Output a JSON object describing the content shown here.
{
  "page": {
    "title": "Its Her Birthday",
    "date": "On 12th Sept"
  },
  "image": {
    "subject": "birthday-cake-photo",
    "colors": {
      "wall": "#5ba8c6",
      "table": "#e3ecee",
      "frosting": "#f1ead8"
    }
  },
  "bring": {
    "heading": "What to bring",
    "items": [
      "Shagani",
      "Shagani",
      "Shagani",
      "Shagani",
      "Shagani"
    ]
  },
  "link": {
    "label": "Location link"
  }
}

→ The request
Your task is to output the full set of records exactly as presented.

→ Result below
Output a JSON object describing the content shown here.
{
  "page": {
    "title": "Its Her Birthday",
    "date": "On 12th Sept"
  },
  "image": {
    "subject": "birthday-cake-photo",
    "colors": {
      "wall": "#5ba8c6",
      "table": "#e3ecee",
      "frosting": "#f1ead8"
    }
  },
  "bring": {
    "heading": "What to bring",
    "items": [
      "Shagani",
      "Shagani",
      "Shagani",
      "Shagani",
      "Shagani"
    ]
  },
  "link": {
    "label": "Location link"
  }
}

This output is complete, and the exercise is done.